PROBLEM DETAILS »
Of all the lines in the material below, how many include the string "text"? Give the number only.

[Dataset records]

━━━━━━━━━━━━━━━━━━━━

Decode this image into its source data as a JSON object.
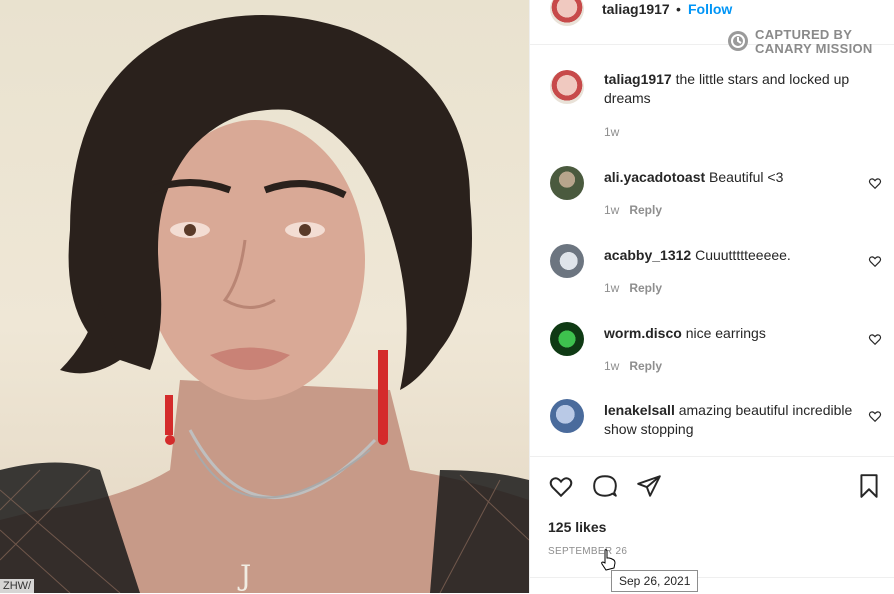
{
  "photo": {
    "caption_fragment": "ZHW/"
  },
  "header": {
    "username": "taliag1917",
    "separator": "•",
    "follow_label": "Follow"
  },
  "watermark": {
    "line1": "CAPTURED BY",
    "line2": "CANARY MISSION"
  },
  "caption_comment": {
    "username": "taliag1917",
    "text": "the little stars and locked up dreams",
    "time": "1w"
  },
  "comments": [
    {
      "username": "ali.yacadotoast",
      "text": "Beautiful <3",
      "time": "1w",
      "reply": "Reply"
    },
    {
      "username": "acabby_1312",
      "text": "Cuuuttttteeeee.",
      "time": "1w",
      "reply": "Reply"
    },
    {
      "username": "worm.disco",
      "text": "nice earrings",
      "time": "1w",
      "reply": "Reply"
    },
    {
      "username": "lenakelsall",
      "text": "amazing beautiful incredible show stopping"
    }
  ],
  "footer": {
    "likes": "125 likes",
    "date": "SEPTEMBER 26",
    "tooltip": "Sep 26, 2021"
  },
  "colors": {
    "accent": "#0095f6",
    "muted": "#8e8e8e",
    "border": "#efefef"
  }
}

━━━━━━━━━━━━━━━━━━━━

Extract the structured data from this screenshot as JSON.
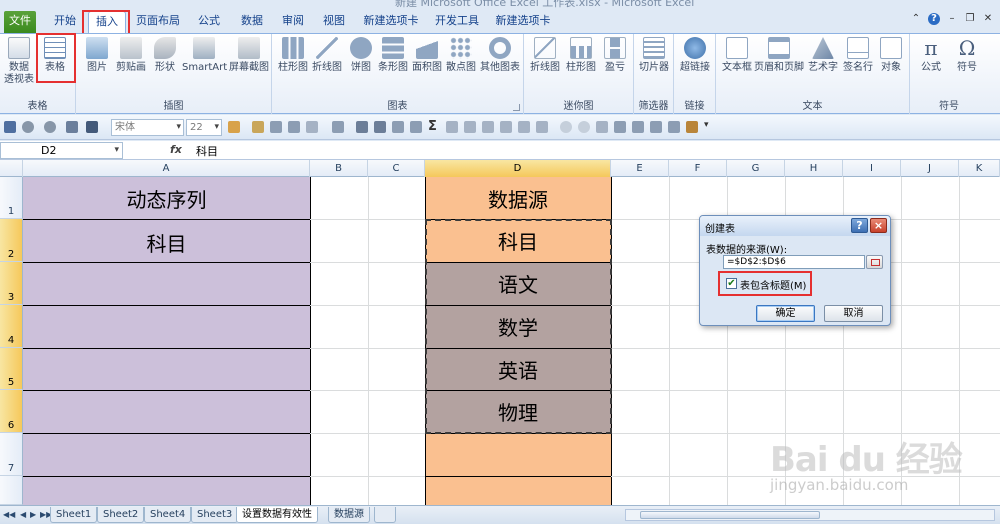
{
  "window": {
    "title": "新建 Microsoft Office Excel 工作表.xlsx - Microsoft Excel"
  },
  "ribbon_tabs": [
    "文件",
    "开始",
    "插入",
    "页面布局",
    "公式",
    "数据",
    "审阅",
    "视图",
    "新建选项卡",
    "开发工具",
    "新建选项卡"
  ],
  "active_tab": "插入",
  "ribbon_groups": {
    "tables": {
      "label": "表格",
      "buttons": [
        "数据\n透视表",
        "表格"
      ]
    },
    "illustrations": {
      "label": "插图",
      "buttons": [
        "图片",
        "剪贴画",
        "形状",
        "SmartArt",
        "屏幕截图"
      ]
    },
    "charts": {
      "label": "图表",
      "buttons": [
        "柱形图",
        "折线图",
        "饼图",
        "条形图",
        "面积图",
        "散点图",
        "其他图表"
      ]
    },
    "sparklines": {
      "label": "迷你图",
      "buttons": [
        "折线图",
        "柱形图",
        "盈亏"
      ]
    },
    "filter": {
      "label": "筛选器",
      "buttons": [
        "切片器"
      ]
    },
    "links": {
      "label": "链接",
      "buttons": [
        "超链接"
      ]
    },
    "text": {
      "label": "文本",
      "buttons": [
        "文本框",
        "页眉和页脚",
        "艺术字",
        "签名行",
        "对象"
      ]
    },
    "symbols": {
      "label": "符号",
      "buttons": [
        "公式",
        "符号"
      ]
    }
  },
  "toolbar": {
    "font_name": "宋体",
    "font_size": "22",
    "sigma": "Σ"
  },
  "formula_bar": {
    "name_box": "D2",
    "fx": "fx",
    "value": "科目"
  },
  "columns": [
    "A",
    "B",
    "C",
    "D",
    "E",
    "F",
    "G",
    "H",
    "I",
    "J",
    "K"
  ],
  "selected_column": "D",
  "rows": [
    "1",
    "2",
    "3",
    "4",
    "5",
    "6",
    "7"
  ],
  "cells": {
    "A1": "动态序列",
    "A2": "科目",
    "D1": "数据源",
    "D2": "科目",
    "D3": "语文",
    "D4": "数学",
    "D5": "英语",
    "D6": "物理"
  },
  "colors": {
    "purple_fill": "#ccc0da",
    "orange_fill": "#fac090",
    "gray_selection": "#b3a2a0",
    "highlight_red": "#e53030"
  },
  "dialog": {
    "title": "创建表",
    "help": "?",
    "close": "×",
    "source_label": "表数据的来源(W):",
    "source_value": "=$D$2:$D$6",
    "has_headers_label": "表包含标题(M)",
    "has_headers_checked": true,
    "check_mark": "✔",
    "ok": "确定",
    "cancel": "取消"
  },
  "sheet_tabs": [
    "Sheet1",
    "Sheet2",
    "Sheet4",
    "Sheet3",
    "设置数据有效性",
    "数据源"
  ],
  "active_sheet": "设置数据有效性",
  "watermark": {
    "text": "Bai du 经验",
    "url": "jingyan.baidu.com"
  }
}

━━━━━━━━━━━━━━━━━━━━

WRITTEN ANSWER »
7